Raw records
== == ==
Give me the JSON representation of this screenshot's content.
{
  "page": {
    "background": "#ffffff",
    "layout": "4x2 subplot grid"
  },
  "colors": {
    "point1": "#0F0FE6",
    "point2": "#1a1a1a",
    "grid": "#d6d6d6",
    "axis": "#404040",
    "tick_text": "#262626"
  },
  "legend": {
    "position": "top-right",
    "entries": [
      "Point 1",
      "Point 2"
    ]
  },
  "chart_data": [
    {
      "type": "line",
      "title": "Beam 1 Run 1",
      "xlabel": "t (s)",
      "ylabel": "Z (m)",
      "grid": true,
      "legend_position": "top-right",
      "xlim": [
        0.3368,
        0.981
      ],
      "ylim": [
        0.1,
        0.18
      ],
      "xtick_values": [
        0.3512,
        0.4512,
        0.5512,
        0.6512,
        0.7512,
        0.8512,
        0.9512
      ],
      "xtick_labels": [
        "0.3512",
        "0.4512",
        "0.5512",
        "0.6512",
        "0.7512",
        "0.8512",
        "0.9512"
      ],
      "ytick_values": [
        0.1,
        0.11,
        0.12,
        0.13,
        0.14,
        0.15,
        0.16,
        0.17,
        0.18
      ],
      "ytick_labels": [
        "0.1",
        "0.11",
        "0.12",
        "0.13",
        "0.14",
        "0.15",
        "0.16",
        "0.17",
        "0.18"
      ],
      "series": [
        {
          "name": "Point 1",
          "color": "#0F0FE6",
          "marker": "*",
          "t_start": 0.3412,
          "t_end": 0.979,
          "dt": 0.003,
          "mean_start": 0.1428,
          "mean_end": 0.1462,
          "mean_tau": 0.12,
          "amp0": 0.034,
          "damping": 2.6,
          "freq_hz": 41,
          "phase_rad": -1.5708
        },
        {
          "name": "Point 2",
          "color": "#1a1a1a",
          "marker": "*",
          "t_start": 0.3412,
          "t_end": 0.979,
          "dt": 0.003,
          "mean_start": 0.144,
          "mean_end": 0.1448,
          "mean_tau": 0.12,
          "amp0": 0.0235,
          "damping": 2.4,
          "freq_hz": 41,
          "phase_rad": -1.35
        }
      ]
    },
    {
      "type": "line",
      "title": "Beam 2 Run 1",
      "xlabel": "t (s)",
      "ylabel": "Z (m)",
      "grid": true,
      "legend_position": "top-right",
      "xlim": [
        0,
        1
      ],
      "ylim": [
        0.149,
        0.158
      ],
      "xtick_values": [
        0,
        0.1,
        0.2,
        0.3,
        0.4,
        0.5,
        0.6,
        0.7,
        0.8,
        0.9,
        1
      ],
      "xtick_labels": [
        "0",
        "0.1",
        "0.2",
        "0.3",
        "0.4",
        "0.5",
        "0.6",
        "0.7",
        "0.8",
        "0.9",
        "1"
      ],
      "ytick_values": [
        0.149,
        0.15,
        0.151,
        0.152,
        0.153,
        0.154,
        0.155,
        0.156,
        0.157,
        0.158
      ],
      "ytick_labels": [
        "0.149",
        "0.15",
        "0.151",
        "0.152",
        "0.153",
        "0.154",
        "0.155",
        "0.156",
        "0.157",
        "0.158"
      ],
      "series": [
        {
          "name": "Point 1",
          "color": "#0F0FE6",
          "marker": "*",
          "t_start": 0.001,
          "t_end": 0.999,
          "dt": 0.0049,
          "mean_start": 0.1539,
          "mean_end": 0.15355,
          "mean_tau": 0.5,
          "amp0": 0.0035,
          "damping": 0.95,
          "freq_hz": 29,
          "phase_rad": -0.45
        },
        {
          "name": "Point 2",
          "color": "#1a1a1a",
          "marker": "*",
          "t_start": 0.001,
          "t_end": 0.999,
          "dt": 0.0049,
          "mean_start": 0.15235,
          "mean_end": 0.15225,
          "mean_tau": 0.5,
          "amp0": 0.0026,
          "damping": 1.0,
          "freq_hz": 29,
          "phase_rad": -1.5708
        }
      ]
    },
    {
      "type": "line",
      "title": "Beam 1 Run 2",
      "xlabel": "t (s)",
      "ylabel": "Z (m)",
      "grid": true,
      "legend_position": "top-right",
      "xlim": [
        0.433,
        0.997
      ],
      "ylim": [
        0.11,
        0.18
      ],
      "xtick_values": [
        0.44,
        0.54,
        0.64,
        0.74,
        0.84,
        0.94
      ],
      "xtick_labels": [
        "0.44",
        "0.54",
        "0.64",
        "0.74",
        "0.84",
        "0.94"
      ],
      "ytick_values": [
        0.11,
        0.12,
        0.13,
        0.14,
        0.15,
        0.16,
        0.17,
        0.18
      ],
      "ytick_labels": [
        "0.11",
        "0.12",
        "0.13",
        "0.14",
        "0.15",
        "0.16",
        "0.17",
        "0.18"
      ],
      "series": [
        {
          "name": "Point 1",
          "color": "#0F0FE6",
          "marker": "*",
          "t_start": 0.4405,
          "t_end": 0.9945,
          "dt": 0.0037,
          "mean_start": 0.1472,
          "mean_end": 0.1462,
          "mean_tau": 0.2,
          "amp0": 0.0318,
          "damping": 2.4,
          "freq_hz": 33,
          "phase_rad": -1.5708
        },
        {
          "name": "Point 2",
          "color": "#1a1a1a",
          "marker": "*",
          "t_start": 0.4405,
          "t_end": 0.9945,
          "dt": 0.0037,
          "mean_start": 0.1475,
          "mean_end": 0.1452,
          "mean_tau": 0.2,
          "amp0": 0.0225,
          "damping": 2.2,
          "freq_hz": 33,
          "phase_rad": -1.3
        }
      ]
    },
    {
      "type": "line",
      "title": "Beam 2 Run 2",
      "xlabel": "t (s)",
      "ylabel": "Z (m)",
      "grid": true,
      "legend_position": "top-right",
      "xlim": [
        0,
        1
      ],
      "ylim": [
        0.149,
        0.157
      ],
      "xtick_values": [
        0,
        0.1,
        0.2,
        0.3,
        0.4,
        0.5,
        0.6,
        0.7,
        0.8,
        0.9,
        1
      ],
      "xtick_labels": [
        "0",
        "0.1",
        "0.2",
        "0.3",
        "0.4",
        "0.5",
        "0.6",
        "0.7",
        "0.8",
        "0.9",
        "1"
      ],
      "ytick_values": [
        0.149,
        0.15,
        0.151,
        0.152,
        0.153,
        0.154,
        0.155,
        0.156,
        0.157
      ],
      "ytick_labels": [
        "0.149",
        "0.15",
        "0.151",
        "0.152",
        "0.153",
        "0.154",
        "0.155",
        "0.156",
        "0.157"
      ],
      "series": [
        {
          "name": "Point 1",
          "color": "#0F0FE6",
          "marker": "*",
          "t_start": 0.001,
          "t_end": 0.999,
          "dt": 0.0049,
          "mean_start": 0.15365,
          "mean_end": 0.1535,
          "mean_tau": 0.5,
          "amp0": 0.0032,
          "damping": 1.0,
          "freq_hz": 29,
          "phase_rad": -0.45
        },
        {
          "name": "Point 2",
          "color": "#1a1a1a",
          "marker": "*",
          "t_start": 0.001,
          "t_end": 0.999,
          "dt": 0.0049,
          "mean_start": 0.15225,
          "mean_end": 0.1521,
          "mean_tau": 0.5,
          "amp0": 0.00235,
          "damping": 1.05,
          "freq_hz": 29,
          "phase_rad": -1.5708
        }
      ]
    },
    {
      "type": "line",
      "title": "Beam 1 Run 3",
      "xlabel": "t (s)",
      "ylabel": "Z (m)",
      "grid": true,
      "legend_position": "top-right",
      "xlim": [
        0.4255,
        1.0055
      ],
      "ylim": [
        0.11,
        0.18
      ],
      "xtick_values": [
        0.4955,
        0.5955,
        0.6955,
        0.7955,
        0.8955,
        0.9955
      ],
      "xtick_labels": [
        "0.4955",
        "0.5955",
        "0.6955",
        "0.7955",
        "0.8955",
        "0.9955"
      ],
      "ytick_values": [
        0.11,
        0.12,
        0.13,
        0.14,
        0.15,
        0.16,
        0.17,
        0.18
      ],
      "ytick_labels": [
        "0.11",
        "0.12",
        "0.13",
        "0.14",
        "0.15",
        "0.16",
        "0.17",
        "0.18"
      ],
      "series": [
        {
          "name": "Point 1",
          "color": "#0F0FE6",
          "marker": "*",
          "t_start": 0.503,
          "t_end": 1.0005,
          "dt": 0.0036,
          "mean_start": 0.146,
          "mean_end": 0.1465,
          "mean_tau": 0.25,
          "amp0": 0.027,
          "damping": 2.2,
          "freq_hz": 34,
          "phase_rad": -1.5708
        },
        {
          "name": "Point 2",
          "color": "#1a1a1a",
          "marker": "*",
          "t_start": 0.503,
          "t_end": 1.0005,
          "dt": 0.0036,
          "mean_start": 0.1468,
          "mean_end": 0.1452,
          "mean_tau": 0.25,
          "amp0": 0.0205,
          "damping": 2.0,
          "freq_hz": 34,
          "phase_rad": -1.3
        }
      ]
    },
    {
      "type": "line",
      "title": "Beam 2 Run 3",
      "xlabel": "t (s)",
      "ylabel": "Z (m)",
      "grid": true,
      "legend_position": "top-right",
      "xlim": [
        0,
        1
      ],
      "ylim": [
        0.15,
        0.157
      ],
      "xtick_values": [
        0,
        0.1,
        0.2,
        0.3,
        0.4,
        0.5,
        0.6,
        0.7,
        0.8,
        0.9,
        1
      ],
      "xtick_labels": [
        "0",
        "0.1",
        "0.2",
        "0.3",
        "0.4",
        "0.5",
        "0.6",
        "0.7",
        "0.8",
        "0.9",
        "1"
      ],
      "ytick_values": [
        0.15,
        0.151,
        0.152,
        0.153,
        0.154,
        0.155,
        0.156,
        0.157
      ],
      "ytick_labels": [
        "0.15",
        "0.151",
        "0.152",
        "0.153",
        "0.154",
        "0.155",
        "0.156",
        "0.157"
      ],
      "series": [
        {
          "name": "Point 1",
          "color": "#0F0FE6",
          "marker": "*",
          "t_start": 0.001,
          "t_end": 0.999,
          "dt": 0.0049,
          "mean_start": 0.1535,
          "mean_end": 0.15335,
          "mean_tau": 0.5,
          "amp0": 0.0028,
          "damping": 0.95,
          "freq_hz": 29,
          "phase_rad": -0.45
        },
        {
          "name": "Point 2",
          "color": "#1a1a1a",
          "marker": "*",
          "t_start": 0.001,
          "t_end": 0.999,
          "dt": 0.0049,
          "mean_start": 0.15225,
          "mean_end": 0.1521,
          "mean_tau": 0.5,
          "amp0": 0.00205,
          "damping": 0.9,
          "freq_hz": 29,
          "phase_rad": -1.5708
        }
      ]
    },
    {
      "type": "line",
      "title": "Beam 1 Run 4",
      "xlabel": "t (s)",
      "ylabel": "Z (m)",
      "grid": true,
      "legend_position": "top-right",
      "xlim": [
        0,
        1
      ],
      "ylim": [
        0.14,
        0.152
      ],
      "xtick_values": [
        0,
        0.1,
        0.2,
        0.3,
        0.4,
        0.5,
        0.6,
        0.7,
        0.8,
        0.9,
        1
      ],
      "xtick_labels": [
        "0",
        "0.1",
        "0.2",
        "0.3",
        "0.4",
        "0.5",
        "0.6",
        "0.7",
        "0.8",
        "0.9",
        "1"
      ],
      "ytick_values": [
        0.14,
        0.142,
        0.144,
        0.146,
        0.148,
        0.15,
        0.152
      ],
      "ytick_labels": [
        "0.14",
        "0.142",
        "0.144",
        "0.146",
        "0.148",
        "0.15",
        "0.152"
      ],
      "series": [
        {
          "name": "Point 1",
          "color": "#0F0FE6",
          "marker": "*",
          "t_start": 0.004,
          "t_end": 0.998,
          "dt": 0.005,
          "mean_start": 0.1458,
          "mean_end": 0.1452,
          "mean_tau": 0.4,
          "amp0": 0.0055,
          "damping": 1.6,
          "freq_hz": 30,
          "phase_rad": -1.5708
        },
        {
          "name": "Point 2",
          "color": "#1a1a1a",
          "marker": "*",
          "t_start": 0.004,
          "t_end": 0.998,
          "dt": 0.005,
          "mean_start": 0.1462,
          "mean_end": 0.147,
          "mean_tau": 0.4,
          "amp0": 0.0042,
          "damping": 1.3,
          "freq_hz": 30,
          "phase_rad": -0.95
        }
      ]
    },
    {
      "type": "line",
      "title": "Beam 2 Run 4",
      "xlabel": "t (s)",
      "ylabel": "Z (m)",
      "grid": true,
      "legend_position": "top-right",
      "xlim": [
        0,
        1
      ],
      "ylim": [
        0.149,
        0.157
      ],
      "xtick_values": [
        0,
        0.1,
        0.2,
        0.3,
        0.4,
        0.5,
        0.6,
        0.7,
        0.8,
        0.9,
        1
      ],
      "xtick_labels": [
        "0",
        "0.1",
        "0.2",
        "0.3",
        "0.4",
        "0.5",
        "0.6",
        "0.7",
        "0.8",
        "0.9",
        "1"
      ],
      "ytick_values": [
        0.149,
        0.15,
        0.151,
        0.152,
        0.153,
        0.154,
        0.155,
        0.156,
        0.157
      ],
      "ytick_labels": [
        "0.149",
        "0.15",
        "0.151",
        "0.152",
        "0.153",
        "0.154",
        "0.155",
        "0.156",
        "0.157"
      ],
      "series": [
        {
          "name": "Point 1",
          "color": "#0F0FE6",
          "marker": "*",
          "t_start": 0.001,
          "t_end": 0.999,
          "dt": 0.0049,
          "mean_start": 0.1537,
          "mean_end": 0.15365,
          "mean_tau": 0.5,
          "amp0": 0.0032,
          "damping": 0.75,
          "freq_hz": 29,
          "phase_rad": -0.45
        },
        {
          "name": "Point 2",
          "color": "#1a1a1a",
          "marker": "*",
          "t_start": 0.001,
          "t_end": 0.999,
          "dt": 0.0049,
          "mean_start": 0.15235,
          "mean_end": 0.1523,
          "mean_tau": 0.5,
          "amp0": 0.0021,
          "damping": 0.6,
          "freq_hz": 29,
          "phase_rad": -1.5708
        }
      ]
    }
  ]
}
== == ==
**Instructions for the task**
Say how many lines of the data hold the string "Beam". Reply with the number alone.

**Final answer**
8